▶ _Extracted records_
• • • • •

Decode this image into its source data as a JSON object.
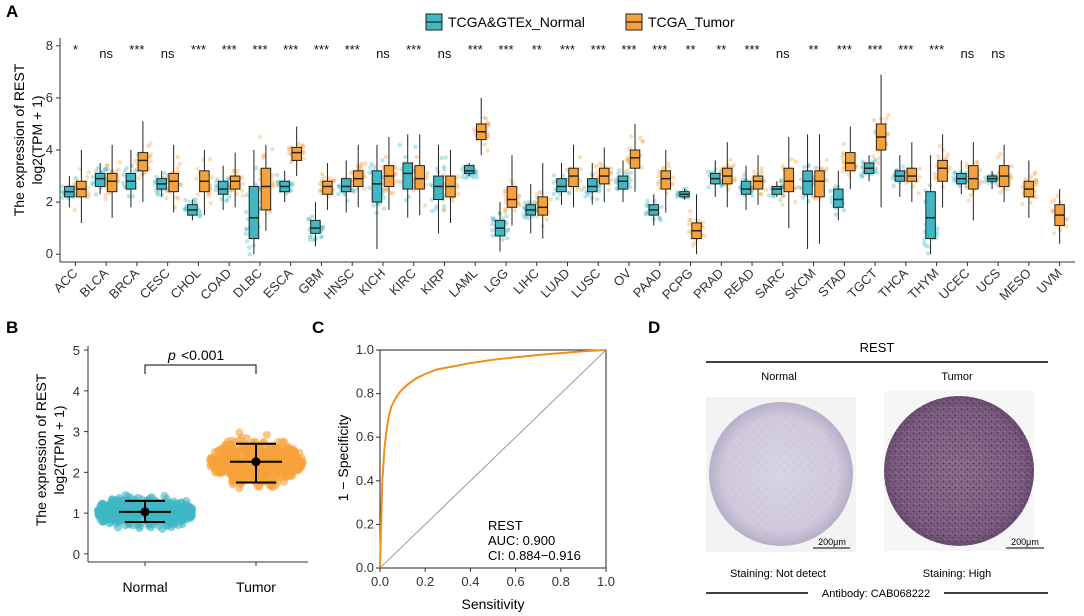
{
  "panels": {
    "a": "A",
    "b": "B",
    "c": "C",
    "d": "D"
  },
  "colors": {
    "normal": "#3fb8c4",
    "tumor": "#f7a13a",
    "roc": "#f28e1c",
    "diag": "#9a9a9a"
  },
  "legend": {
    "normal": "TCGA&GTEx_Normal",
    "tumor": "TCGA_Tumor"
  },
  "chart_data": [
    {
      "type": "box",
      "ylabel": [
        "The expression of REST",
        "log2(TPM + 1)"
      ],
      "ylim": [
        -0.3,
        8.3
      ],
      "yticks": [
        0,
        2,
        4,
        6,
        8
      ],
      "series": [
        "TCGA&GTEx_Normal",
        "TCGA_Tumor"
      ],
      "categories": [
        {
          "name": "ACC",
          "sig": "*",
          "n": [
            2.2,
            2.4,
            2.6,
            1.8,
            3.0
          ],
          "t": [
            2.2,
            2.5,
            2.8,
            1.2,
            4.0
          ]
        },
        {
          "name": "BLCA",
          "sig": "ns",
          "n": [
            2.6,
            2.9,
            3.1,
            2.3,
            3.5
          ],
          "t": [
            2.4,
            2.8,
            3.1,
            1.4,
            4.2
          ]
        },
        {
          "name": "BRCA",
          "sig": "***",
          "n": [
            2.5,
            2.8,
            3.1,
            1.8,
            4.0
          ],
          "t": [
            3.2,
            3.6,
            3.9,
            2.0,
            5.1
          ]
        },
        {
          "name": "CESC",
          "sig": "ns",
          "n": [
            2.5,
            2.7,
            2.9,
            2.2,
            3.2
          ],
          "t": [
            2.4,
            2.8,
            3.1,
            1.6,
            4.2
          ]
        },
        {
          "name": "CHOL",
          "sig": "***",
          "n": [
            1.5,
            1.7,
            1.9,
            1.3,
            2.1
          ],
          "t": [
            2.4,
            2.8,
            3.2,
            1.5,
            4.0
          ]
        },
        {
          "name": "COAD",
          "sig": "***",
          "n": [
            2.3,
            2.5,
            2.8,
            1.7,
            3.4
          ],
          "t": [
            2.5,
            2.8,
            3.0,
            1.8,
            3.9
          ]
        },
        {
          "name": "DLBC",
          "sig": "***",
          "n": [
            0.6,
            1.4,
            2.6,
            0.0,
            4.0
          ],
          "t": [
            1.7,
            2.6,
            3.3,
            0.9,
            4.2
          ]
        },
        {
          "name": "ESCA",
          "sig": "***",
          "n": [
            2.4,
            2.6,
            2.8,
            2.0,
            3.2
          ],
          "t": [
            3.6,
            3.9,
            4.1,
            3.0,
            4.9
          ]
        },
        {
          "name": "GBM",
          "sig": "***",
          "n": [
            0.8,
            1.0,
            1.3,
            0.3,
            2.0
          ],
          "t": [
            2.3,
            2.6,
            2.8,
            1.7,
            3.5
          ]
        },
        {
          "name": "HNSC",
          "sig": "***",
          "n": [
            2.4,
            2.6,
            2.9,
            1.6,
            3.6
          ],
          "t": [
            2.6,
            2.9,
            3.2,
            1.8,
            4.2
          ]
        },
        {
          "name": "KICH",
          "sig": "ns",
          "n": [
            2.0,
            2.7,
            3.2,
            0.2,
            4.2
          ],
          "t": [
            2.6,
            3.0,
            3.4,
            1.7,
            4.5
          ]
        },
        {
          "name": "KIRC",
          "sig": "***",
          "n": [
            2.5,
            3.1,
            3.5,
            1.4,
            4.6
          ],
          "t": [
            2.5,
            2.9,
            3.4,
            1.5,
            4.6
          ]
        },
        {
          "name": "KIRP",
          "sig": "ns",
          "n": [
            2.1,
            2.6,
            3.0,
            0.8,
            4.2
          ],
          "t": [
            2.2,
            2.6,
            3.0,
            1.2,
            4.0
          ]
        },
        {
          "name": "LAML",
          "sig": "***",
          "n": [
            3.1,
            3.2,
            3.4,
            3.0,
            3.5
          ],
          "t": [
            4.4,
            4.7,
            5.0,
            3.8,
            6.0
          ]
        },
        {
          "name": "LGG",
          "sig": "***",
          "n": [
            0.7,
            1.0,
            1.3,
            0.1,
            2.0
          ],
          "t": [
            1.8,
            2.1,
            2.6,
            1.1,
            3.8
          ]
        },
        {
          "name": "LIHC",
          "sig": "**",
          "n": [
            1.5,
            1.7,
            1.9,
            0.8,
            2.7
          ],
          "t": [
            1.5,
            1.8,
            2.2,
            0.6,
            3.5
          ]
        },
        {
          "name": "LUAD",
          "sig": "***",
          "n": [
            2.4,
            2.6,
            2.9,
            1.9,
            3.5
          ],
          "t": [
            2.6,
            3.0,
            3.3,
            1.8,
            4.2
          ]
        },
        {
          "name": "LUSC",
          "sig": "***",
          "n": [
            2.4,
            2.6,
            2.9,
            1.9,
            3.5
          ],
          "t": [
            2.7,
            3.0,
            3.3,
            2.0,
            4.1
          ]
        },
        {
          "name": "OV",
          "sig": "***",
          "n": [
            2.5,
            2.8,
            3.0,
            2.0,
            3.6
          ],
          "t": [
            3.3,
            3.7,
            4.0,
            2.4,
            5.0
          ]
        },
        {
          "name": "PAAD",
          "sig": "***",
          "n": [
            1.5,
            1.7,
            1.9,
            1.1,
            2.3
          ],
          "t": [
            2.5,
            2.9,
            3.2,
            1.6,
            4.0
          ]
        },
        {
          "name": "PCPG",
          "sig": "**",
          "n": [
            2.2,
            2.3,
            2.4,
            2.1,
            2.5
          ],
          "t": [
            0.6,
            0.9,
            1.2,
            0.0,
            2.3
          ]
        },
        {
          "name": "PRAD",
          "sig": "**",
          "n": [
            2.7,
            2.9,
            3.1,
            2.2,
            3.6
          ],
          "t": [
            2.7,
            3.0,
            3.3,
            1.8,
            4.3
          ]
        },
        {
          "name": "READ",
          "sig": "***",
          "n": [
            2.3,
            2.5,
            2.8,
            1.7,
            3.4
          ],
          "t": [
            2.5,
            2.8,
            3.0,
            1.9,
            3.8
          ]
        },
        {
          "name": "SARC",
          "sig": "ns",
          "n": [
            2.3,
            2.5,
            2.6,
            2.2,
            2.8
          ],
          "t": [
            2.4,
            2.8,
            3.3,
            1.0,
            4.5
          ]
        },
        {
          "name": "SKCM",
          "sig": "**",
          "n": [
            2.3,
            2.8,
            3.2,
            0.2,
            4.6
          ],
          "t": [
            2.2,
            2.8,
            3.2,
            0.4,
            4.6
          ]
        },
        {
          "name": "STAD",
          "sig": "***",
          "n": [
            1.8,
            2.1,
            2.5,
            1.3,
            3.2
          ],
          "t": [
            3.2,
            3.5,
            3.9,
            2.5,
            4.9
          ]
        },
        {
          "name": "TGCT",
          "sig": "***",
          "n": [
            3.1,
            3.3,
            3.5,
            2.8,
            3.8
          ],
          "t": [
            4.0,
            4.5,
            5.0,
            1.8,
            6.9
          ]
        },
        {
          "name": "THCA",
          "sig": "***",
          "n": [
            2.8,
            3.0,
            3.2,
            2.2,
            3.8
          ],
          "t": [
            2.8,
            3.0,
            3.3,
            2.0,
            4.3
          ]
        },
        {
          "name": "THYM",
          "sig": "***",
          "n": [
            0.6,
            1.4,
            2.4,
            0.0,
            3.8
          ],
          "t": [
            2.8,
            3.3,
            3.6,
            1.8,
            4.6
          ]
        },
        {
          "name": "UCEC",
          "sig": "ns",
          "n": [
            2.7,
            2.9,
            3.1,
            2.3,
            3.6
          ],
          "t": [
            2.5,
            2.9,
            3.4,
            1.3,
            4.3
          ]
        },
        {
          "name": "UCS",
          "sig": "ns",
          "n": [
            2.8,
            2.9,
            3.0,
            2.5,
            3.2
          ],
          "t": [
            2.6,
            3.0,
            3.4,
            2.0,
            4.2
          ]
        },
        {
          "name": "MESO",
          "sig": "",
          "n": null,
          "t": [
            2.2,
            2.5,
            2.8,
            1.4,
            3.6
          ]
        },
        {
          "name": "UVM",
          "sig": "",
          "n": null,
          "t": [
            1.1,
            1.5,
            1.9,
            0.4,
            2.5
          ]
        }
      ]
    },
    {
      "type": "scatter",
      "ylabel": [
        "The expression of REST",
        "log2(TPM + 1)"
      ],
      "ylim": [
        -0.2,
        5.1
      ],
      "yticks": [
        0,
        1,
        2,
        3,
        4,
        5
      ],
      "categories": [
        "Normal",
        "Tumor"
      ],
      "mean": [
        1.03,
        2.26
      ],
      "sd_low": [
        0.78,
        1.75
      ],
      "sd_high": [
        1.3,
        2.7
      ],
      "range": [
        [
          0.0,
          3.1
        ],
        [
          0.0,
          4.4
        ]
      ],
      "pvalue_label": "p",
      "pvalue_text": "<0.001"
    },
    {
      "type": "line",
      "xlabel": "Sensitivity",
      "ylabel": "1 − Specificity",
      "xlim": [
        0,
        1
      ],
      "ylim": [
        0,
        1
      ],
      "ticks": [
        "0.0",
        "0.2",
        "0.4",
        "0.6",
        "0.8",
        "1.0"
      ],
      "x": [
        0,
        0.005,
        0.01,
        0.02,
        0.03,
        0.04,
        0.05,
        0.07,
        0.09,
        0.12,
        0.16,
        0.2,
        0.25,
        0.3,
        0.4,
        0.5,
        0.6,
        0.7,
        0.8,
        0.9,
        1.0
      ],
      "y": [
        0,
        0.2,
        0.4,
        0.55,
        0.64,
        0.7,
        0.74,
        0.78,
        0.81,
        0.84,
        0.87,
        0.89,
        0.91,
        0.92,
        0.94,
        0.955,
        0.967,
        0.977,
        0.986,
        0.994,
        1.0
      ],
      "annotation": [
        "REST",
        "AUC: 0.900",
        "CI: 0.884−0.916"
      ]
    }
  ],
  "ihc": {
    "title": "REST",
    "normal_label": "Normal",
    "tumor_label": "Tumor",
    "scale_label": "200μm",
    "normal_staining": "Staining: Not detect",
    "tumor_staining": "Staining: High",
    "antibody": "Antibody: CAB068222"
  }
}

• • • • •

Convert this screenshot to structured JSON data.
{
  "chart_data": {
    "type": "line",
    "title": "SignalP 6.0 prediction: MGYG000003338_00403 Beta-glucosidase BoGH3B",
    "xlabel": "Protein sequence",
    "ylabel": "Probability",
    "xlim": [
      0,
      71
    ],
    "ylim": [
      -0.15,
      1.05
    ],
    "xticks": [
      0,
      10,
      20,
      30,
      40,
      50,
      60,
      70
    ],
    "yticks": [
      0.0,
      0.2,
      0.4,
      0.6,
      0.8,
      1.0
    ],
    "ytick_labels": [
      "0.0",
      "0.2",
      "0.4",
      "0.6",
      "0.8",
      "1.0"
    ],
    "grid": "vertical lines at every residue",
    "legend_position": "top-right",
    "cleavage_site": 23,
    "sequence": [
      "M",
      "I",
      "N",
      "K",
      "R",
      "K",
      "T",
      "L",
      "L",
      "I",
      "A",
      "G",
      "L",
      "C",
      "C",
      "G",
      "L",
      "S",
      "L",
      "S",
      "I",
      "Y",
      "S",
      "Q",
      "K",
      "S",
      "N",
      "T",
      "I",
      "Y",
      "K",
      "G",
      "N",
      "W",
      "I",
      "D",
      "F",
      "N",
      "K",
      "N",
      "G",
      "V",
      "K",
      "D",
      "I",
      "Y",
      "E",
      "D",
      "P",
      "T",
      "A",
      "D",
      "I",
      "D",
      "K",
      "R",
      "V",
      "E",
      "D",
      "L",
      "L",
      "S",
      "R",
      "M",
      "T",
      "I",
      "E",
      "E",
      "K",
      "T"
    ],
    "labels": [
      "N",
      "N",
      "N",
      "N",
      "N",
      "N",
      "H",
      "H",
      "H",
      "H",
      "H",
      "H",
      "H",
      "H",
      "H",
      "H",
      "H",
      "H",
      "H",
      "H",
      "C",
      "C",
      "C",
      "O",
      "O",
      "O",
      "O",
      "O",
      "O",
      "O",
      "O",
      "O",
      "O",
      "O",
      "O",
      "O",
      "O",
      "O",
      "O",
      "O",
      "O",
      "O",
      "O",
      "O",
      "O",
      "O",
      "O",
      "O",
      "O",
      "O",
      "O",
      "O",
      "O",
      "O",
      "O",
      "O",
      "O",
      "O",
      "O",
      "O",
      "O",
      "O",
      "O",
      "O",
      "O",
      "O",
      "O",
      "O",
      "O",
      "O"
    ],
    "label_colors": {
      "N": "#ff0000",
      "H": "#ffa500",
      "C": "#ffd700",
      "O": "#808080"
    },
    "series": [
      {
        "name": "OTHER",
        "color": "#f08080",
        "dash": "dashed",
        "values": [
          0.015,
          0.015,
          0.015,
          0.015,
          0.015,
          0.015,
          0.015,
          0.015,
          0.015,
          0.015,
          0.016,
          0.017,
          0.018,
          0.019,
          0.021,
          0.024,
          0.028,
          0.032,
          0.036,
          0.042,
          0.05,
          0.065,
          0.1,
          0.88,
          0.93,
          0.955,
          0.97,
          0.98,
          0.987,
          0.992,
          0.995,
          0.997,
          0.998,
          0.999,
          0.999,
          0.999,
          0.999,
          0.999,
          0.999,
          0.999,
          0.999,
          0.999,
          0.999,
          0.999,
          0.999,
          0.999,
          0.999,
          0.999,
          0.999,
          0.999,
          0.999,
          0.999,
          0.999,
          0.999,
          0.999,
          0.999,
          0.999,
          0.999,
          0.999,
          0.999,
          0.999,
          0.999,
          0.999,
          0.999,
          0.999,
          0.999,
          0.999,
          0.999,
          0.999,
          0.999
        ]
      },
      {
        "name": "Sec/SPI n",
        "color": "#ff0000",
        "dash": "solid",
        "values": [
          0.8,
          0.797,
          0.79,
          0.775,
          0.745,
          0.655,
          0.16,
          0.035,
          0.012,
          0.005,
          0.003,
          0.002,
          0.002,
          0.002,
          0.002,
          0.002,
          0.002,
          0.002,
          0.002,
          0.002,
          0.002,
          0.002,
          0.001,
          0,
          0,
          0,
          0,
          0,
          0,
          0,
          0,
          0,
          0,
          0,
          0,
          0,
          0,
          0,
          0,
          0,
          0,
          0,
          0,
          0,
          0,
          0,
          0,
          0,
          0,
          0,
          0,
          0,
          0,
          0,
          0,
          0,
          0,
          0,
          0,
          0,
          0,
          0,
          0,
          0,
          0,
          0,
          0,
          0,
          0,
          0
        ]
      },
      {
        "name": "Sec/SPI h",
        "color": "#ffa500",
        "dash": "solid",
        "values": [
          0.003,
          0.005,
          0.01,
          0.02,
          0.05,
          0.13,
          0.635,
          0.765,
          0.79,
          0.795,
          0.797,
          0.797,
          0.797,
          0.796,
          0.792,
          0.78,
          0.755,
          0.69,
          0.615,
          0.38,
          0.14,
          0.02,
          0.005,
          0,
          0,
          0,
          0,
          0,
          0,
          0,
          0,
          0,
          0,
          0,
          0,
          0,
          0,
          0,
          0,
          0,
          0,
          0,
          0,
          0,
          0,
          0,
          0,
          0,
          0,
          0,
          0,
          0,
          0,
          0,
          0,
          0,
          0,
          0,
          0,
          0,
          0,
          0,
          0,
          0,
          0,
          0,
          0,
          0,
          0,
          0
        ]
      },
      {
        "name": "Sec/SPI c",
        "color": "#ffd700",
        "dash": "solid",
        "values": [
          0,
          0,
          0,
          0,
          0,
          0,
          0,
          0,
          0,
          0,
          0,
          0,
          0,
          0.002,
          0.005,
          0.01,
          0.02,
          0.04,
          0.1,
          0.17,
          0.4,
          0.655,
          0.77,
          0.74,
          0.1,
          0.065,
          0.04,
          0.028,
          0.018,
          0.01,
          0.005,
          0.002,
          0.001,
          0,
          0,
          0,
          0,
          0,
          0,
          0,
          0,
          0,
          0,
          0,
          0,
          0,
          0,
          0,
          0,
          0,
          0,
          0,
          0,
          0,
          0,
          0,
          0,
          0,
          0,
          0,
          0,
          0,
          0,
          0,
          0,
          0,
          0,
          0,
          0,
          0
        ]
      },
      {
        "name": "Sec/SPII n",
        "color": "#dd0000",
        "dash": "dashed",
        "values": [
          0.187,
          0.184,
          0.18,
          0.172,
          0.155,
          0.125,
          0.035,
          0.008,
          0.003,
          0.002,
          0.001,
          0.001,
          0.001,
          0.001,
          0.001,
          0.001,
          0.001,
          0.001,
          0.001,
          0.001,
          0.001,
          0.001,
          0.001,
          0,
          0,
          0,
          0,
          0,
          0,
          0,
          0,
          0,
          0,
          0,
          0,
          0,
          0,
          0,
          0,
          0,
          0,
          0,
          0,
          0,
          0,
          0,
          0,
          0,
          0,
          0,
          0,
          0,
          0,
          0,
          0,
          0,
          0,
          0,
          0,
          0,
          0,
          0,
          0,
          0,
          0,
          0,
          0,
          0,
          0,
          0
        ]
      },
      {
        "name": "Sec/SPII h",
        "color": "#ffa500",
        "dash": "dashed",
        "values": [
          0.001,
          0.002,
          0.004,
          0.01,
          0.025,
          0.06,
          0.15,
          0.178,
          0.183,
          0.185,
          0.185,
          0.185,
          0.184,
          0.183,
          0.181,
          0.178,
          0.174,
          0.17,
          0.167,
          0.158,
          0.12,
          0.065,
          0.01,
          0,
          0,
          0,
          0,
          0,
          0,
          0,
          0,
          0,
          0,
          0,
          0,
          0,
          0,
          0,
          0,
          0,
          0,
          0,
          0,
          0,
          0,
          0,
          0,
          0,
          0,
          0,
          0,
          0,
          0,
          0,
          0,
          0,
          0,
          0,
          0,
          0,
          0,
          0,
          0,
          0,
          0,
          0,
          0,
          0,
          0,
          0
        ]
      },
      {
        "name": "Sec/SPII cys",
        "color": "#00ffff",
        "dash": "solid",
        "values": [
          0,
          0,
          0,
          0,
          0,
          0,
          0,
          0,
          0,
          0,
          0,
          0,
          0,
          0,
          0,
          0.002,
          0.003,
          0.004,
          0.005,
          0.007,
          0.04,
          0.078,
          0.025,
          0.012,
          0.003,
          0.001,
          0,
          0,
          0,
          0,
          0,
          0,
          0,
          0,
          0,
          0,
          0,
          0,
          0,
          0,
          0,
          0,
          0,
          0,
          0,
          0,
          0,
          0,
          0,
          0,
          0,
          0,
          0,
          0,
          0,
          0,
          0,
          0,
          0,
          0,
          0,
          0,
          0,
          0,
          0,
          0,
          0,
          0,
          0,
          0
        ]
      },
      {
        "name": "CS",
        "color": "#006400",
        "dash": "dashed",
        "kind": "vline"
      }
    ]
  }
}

• • • • •

▶ _Work to be completed_
In the entries above, count each line that includes "xlabel" and report the total with no other text.

▶ _Answer section_
2